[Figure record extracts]
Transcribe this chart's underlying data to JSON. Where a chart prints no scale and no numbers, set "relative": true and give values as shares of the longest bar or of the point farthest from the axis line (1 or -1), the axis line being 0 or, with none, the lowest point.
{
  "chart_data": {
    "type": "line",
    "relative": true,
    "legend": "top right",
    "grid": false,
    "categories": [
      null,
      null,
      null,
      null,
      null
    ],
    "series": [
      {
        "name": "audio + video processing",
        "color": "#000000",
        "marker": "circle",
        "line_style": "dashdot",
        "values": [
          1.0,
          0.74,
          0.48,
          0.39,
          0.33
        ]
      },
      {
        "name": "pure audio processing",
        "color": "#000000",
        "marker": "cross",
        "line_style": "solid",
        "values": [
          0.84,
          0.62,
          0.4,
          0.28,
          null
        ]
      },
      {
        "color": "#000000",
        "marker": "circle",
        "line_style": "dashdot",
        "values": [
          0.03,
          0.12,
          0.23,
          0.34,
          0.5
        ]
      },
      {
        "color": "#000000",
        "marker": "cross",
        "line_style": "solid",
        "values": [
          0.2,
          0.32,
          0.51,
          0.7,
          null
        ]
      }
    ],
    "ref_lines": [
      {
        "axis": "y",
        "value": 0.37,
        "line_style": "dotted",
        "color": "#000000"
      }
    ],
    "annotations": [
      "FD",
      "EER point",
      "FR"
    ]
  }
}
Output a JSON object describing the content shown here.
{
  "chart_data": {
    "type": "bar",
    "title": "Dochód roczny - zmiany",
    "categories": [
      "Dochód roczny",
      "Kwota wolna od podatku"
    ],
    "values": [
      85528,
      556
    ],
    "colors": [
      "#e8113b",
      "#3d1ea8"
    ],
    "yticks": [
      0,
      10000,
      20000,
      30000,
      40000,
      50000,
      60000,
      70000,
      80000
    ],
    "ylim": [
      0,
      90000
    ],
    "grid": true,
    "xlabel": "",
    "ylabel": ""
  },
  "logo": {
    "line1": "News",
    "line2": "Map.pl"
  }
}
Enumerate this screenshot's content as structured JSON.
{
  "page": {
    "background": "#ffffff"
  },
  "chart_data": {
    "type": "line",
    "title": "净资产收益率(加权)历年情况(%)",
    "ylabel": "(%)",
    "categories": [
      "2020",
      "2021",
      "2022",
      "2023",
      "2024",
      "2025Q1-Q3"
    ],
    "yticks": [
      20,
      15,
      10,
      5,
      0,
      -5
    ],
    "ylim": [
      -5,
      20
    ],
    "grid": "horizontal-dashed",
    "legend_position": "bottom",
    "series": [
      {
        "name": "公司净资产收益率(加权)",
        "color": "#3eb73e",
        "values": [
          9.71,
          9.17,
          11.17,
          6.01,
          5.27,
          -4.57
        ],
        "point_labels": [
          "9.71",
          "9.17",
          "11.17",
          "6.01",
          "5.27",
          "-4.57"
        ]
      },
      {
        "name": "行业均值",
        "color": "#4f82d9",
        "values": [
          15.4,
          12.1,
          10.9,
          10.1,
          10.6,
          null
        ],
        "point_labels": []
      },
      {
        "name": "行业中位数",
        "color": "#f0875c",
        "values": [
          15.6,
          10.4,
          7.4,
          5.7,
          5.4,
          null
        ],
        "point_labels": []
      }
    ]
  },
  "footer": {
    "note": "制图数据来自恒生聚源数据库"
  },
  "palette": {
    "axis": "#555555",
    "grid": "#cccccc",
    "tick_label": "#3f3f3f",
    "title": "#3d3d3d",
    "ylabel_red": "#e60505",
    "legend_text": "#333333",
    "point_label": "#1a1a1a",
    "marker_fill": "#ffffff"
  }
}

**What the task requires:** Recopy the entries above exactly, with every line included.

**Answer for this exercise:**
Transcribe this chart's underlying data to JSON. Where a chart prints no scale and no numbers, set "relative": true and give values as shares of the longest bar or of the point farthest from the axis line (1 or -1), the axis line being 0 or, with none, the lowest point.
{
  "chart_data": {
    "type": "line",
    "relative": true,
    "legend": "top right",
    "grid": false,
    "categories": [
      null,
      null,
      null,
      null,
      null
    ],
    "series": [
      {
        "name": "audio + video processing",
        "color": "#000000",
        "marker": "circle",
        "line_style": "dashdot",
        "values": [
          1.0,
          0.74,
          0.48,
          0.39,
          0.33
        ]
      },
      {
        "name": "pure audio processing",
        "color": "#000000",
        "marker": "cross",
        "line_style": "solid",
        "values": [
          0.84,
          0.62,
          0.4,
          0.28,
          null
        ]
      },
      {
        "color": "#000000",
        "marker": "circle",
        "line_style": "dashdot",
        "values": [
          0.03,
          0.12,
          0.23,
          0.34,
          0.5
        ]
      },
      {
        "color": "#000000",
        "marker": "cross",
        "line_style": "solid",
        "values": [
          0.2,
          0.32,
          0.51,
          0.7,
          null
        ]
      }
    ],
    "ref_lines": [
      {
        "axis": "y",
        "value": 0.37,
        "line_style": "dotted",
        "color": "#000000"
      }
    ],
    "annotations": [
      "FD",
      "EER point",
      "FR"
    ]
  }
}
Output a JSON object describing the content shown here.
{
  "chart_data": {
    "type": "bar",
    "title": "Dochód roczny - zmiany",
    "categories": [
      "Dochód roczny",
      "Kwota wolna od podatku"
    ],
    "values": [
      85528,
      556
    ],
    "colors": [
      "#e8113b",
      "#3d1ea8"
    ],
    "yticks": [
      0,
      10000,
      20000,
      30000,
      40000,
      50000,
      60000,
      70000,
      80000
    ],
    "ylim": [
      0,
      90000
    ],
    "grid": true,
    "xlabel": "",
    "ylabel": ""
  },
  "logo": {
    "line1": "News",
    "line2": "Map.pl"
  }
}
Enumerate this screenshot's content as structured JSON.
{
  "page": {
    "background": "#ffffff"
  },
  "chart_data": {
    "type": "line",
    "title": "净资产收益率(加权)历年情况(%)",
    "ylabel": "(%)",
    "categories": [
      "2020",
      "2021",
      "2022",
      "2023",
      "2024",
      "2025Q1-Q3"
    ],
    "yticks": [
      20,
      15,
      10,
      5,
      0,
      -5
    ],
    "ylim": [
      -5,
      20
    ],
    "grid": "horizontal-dashed",
    "legend_position": "bottom",
    "series": [
      {
        "name": "公司净资产收益率(加权)",
        "color": "#3eb73e",
        "values": [
          9.71,
          9.17,
          11.17,
          6.01,
          5.27,
          -4.57
        ],
        "point_labels": [
          "9.71",
          "9.17",
          "11.17",
          "6.01",
          "5.27",
          "-4.57"
        ]
      },
      {
        "name": "行业均值",
        "color": "#4f82d9",
        "values": [
          15.4,
          12.1,
          10.9,
          10.1,
          10.6,
          null
        ],
        "point_labels": []
      },
      {
        "name": "行业中位数",
        "color": "#f0875c",
        "values": [
          15.6,
          10.4,
          7.4,
          5.7,
          5.4,
          null
        ],
        "point_labels": []
      }
    ]
  },
  "footer": {
    "note": "制图数据来自恒生聚源数据库"
  },
  "palette": {
    "axis": "#555555",
    "grid": "#cccccc",
    "tick_label": "#3f3f3f",
    "title": "#3d3d3d",
    "ylabel_red": "#e60505",
    "legend_text": "#333333",
    "point_label": "#1a1a1a",
    "marker_fill": "#ffffff"
  }
}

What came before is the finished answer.